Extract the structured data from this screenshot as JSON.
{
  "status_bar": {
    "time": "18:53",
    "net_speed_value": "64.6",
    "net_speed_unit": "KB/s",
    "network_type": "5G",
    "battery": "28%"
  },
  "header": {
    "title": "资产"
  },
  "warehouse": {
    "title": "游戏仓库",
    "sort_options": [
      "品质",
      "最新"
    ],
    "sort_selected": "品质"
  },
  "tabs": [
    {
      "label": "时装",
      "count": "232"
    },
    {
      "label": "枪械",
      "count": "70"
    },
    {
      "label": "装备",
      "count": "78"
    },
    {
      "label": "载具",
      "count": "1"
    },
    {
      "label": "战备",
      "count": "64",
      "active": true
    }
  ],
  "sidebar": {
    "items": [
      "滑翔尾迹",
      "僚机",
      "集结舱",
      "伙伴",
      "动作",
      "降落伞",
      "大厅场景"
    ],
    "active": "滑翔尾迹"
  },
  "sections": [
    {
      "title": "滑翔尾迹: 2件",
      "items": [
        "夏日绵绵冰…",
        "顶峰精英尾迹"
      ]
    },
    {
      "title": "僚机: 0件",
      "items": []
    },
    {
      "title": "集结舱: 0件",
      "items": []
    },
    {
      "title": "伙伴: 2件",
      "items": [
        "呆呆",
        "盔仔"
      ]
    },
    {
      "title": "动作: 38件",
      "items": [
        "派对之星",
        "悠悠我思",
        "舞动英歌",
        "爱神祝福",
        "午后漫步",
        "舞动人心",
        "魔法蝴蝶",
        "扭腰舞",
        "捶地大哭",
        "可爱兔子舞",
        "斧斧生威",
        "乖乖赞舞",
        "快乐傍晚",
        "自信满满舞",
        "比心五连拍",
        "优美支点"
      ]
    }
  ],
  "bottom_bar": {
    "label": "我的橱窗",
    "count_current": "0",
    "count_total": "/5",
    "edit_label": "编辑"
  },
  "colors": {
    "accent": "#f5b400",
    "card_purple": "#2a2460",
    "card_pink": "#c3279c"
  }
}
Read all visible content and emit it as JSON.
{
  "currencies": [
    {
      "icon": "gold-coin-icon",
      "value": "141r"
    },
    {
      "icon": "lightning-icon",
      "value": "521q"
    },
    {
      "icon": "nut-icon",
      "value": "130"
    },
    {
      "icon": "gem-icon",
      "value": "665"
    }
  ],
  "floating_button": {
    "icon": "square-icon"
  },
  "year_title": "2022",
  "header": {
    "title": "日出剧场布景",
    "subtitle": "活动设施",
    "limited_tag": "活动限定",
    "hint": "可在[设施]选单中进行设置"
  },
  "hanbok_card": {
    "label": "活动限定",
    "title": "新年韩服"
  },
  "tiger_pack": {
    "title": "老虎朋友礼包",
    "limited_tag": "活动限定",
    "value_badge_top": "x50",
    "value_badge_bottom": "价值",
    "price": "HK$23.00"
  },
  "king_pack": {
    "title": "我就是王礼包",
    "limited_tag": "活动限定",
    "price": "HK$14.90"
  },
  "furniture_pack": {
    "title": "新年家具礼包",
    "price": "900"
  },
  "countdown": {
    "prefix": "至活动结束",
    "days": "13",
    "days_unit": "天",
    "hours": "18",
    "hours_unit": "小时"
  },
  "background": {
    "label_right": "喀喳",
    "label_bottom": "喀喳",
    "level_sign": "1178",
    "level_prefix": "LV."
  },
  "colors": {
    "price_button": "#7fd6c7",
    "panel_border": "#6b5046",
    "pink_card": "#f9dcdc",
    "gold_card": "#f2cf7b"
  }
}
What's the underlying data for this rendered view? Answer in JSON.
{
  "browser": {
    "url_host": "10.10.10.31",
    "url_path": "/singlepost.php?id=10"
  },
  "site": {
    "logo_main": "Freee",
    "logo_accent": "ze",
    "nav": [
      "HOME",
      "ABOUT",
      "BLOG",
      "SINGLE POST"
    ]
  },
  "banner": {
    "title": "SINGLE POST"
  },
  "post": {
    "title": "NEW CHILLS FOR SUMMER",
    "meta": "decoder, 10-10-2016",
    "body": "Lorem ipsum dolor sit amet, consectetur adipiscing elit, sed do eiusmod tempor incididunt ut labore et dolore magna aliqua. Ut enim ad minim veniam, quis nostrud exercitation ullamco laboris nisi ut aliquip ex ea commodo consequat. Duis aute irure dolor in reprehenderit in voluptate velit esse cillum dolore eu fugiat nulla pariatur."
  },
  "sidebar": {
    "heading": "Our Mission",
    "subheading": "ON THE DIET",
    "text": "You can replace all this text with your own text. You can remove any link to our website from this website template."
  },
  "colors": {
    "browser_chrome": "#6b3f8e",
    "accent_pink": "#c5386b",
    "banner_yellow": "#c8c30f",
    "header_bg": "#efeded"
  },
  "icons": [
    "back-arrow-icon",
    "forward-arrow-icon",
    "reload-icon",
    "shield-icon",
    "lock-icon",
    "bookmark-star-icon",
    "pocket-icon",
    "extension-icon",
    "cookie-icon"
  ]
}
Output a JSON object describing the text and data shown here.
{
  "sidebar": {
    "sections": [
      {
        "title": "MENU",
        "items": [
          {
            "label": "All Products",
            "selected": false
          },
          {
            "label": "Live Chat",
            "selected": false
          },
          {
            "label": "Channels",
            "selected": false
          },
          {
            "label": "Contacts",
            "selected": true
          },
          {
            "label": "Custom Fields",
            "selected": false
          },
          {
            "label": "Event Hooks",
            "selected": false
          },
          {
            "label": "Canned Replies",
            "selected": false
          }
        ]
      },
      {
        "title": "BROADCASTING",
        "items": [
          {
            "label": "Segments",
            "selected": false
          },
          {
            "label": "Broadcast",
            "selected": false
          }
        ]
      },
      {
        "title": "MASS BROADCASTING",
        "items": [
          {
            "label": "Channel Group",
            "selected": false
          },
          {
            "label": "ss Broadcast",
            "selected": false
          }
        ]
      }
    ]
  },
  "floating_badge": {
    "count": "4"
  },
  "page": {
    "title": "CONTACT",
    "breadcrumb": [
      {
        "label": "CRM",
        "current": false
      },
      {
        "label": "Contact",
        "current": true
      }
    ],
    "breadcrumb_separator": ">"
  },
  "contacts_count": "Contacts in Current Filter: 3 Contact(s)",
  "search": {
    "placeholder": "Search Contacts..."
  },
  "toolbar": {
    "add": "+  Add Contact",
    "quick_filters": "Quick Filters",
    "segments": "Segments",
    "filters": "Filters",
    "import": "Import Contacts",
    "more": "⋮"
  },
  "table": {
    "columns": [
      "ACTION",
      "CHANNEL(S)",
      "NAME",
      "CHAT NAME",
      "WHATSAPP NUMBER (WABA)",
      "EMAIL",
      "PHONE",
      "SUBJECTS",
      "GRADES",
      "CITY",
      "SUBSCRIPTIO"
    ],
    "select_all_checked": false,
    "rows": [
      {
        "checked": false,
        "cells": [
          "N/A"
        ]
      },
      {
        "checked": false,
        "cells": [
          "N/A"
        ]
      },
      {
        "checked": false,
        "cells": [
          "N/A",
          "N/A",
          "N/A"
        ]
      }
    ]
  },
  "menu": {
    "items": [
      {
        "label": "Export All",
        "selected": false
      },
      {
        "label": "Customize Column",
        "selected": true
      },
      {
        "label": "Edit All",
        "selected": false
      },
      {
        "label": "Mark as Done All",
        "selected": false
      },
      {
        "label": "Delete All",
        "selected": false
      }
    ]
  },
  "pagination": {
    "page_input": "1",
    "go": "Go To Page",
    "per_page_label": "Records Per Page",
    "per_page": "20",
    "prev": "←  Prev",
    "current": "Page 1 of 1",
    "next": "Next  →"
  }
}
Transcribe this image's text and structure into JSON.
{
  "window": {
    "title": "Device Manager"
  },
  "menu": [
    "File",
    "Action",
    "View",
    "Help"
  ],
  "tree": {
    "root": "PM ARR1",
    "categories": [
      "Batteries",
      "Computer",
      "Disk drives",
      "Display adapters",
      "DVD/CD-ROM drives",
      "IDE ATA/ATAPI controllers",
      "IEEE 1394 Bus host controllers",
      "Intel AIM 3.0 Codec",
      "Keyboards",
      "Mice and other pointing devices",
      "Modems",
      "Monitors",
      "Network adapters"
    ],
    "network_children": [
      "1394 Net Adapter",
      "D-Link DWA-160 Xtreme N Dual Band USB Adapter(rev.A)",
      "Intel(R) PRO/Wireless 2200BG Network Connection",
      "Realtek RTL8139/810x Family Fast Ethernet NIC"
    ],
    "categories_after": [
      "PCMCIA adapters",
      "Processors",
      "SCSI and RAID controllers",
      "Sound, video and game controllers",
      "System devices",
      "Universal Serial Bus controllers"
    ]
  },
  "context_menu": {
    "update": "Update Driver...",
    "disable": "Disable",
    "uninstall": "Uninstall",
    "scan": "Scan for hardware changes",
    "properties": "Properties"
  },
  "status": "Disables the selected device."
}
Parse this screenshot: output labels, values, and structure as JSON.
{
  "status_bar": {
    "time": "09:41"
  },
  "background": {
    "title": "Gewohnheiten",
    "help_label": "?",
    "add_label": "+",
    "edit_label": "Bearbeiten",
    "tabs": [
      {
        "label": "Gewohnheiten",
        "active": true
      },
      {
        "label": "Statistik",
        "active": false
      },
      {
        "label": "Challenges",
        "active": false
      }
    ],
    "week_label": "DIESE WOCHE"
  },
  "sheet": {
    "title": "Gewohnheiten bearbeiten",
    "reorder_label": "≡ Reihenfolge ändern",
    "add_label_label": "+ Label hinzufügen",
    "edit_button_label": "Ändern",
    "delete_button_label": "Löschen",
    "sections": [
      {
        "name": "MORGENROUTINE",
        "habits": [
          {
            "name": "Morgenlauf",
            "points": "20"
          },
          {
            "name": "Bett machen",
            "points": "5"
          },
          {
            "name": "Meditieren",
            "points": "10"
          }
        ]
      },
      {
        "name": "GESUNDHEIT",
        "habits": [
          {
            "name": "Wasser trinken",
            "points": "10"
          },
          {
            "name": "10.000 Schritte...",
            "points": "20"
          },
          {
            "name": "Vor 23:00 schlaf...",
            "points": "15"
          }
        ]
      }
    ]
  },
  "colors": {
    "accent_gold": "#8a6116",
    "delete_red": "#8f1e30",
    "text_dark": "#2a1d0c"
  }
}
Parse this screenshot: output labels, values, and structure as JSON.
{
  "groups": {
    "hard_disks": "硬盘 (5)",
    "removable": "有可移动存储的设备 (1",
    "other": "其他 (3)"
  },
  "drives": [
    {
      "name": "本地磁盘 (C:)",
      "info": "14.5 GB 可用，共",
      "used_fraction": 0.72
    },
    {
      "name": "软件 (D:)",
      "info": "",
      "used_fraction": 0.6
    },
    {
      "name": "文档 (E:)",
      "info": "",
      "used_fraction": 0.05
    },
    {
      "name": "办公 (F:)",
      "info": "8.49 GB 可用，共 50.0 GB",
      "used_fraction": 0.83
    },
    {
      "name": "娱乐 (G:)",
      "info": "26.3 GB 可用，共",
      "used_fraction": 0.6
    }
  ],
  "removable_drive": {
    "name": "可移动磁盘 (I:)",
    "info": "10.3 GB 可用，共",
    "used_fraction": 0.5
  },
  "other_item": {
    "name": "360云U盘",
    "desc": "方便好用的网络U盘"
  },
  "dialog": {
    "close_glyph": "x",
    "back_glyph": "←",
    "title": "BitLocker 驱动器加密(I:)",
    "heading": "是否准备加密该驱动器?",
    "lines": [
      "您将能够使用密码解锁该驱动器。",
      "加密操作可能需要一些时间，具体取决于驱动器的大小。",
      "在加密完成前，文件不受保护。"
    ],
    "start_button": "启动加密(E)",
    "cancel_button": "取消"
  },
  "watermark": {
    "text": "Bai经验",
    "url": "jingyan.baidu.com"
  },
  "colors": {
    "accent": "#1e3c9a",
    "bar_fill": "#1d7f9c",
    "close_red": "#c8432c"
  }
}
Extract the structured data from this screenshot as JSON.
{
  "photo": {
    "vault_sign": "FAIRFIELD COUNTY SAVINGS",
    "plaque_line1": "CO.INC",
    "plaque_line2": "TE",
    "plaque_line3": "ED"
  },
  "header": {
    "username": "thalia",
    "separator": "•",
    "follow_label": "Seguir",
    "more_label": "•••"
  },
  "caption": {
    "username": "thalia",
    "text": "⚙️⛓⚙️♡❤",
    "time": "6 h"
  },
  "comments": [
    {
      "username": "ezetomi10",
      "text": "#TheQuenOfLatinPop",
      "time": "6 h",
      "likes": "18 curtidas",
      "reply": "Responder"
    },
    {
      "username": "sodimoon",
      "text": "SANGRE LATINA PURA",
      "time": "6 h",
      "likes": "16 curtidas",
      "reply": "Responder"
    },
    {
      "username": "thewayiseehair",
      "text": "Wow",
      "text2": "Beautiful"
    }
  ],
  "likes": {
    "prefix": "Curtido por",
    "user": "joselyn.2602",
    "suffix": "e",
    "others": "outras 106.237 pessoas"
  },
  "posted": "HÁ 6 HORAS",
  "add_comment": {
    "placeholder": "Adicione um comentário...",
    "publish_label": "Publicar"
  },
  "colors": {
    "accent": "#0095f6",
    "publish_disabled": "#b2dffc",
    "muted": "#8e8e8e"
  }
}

• • •

From the records above, pull out each line that has "controllers".

**OUTPUT BELOW:**
      "IDE ATA/ATAPI controllers",
      "IEEE 1394 Bus host controllers",
      "SCSI and RAID controllers",
      "Sound, video and game controllers",
      "Universal Serial Bus controllers"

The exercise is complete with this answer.